**DATA LINES**.
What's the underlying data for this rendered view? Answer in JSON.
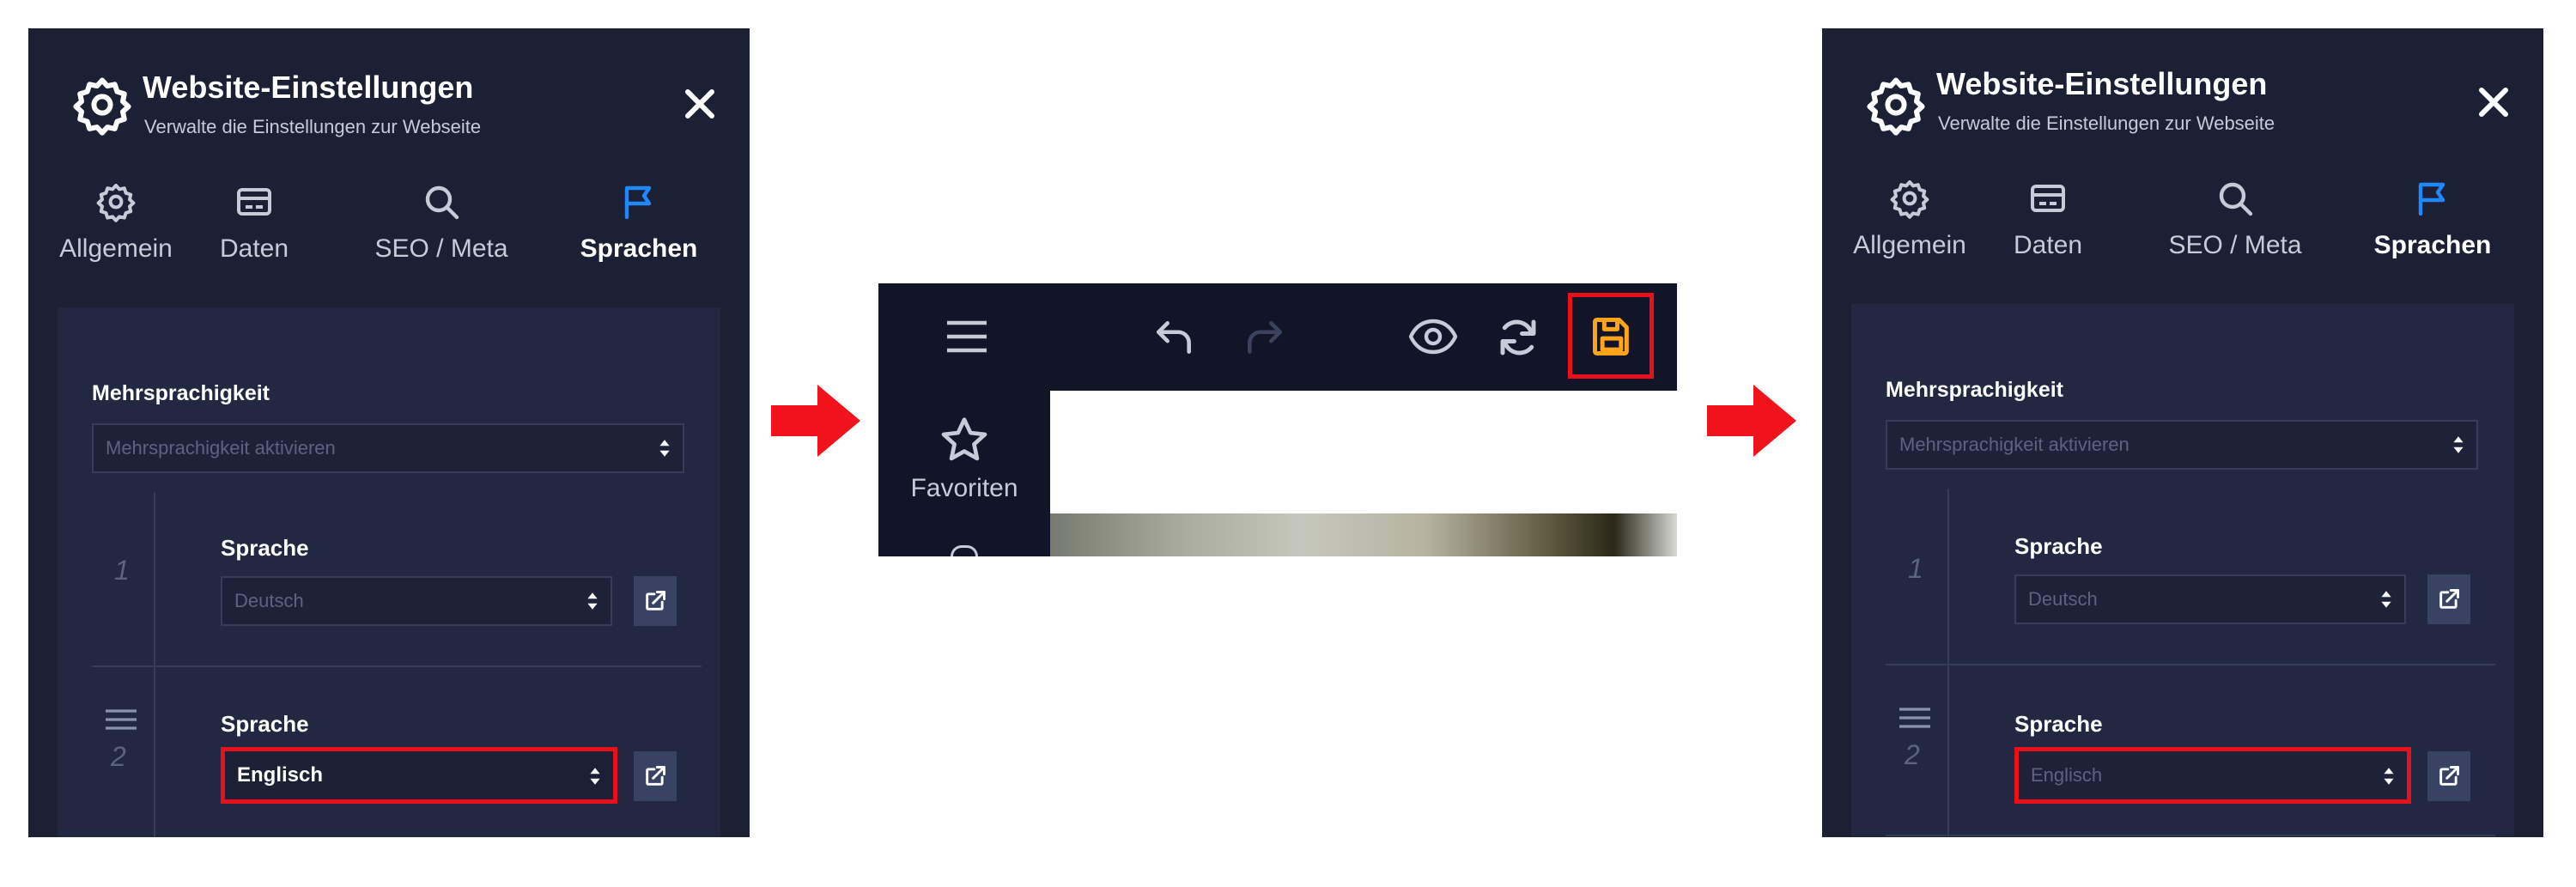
{
  "panel_left": {
    "title": "Website-Einstellungen",
    "subtitle": "Verwalte die Einstellungen zur Webseite",
    "tabs": [
      {
        "label": "Allgemein",
        "icon": "gear-icon"
      },
      {
        "label": "Daten",
        "icon": "card-icon"
      },
      {
        "label": "SEO / Meta",
        "icon": "search-icon"
      },
      {
        "label": "Sprachen",
        "icon": "flag-icon",
        "active": true
      }
    ],
    "section_label": "Mehrsprachigkeit",
    "multilang_select": "Mehrsprachigkeit aktivieren",
    "rows": [
      {
        "num": "1",
        "label": "Sprache",
        "value": "Deutsch"
      },
      {
        "num": "2",
        "label": "Sprache",
        "value": "Englisch"
      }
    ]
  },
  "panel_right": {
    "title": "Website-Einstellungen",
    "subtitle": "Verwalte die Einstellungen zur Webseite",
    "tabs": [
      {
        "label": "Allgemein",
        "icon": "gear-icon"
      },
      {
        "label": "Daten",
        "icon": "card-icon"
      },
      {
        "label": "SEO / Meta",
        "icon": "search-icon"
      },
      {
        "label": "Sprachen",
        "icon": "flag-icon",
        "active": true
      }
    ],
    "section_label": "Mehrsprachigkeit",
    "multilang_select": "Mehrsprachigkeit aktivieren",
    "rows": [
      {
        "num": "1",
        "label": "Sprache",
        "value": "Deutsch"
      },
      {
        "num": "2",
        "label": "Sprache",
        "value": "Englisch"
      }
    ]
  },
  "editor": {
    "sidebar_item": "Favoriten"
  },
  "colors": {
    "panel_bg": "#1b2034",
    "content_bg": "#222842",
    "accent_blue": "#1f87ff",
    "highlight_red": "#e8101b",
    "save_orange": "#ffa31a"
  }
}
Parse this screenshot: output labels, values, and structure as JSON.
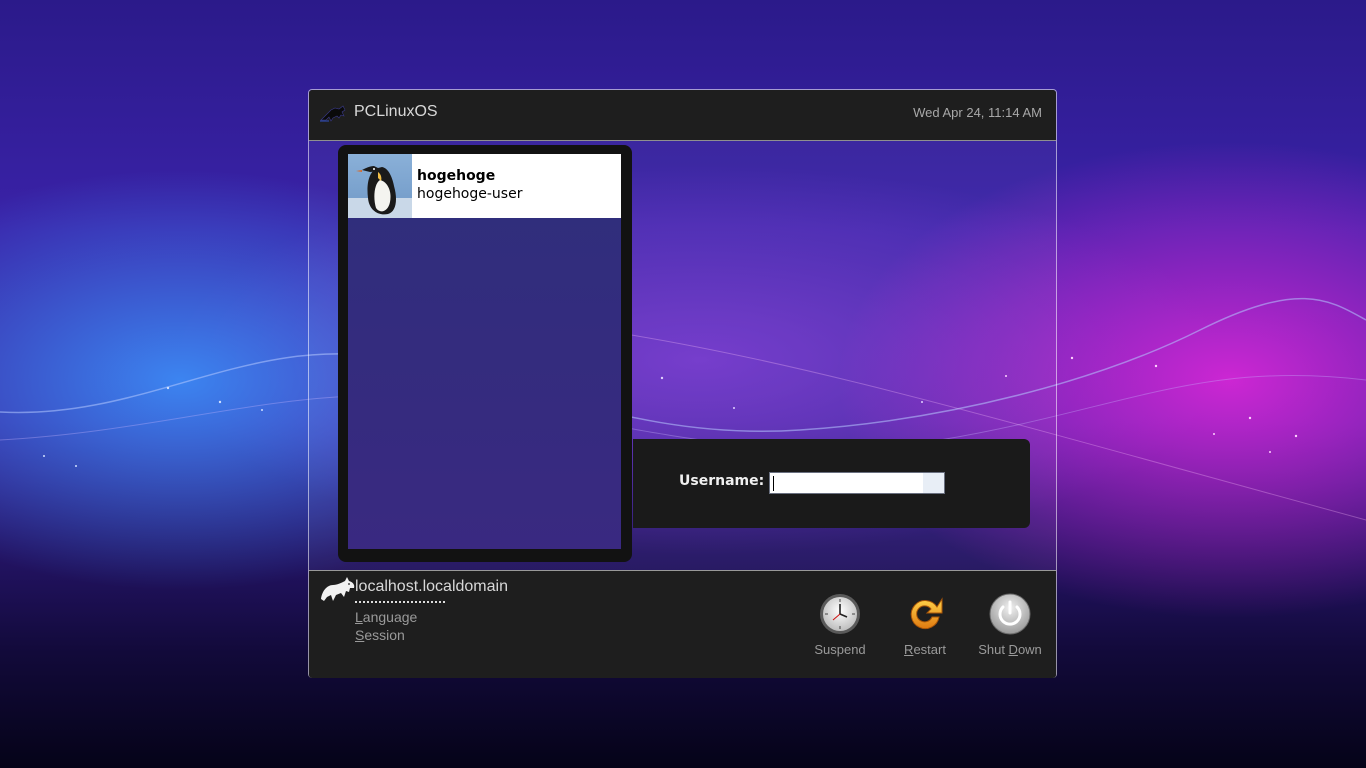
{
  "header": {
    "brand": "PCLinuxOS",
    "datetime": "Wed Apr 24, 11:14 AM"
  },
  "users": [
    {
      "display_name": "hogehoge",
      "login": "hogehoge-user",
      "avatar_icon": "penguin-avatar"
    }
  ],
  "login": {
    "username_label": "Username:",
    "username_value": "",
    "username_placeholder": ""
  },
  "footer": {
    "hostname": "localhost.localdomain",
    "language_mnemonic": "L",
    "language_rest": "anguage",
    "session_mnemonic": "S",
    "session_rest": "ession",
    "suspend_label": "Suspend",
    "restart_mnemonic": "R",
    "restart_rest": "estart",
    "shutdown_pre": "Shut ",
    "shutdown_mnemonic": "D",
    "shutdown_rest": "own",
    "icons": [
      "clock-icon",
      "restart-icon",
      "power-icon"
    ]
  },
  "colors": {
    "panel": "#1e1e1e",
    "restart_accent": "#f0a020",
    "text_muted": "#9a9a9a"
  }
}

**PROBLEM TO SOLVE**.
Output all the records, word for word, with no pictures in the copy.

**SOLUTION FOR THIS PROBLEM**.
What's the underlying data for this rendered view? Answer in JSON.
{
  "panel_left": {
    "title": "Website-Einstellungen",
    "subtitle": "Verwalte die Einstellungen zur Webseite",
    "tabs": [
      {
        "label": "Allgemein",
        "icon": "gear-icon"
      },
      {
        "label": "Daten",
        "icon": "card-icon"
      },
      {
        "label": "SEO / Meta",
        "icon": "search-icon"
      },
      {
        "label": "Sprachen",
        "icon": "flag-icon",
        "active": true
      }
    ],
    "section_label": "Mehrsprachigkeit",
    "multilang_select": "Mehrsprachigkeit aktivieren",
    "rows": [
      {
        "num": "1",
        "label": "Sprache",
        "value": "Deutsch"
      },
      {
        "num": "2",
        "label": "Sprache",
        "value": "Englisch"
      }
    ]
  },
  "panel_right": {
    "title": "Website-Einstellungen",
    "subtitle": "Verwalte die Einstellungen zur Webseite",
    "tabs": [
      {
        "label": "Allgemein",
        "icon": "gear-icon"
      },
      {
        "label": "Daten",
        "icon": "card-icon"
      },
      {
        "label": "SEO / Meta",
        "icon": "search-icon"
      },
      {
        "label": "Sprachen",
        "icon": "flag-icon",
        "active": true
      }
    ],
    "section_label": "Mehrsprachigkeit",
    "multilang_select": "Mehrsprachigkeit aktivieren",
    "rows": [
      {
        "num": "1",
        "label": "Sprache",
        "value": "Deutsch"
      },
      {
        "num": "2",
        "label": "Sprache",
        "value": "Englisch"
      }
    ]
  },
  "editor": {
    "sidebar_item": "Favoriten"
  },
  "colors": {
    "panel_bg": "#1b2034",
    "content_bg": "#222842",
    "accent_blue": "#1f87ff",
    "highlight_red": "#e8101b",
    "save_orange": "#ffa31a"
  }
}
Parse this screenshot: output labels, values, and structure as JSON.
{
  "header": {
    "brand": "PCLinuxOS",
    "datetime": "Wed Apr 24, 11:14 AM"
  },
  "users": [
    {
      "display_name": "hogehoge",
      "login": "hogehoge-user",
      "avatar_icon": "penguin-avatar"
    }
  ],
  "login": {
    "username_label": "Username:",
    "username_value": "",
    "username_placeholder": ""
  },
  "footer": {
    "hostname": "localhost.localdomain",
    "language_mnemonic": "L",
    "language_rest": "anguage",
    "session_mnemonic": "S",
    "session_rest": "ession",
    "suspend_label": "Suspend",
    "restart_mnemonic": "R",
    "restart_rest": "estart",
    "shutdown_pre": "Shut ",
    "shutdown_mnemonic": "D",
    "shutdown_rest": "own",
    "icons": [
      "clock-icon",
      "restart-icon",
      "power-icon"
    ]
  },
  "colors": {
    "panel": "#1e1e1e",
    "restart_accent": "#f0a020",
    "text_muted": "#9a9a9a"
  }
}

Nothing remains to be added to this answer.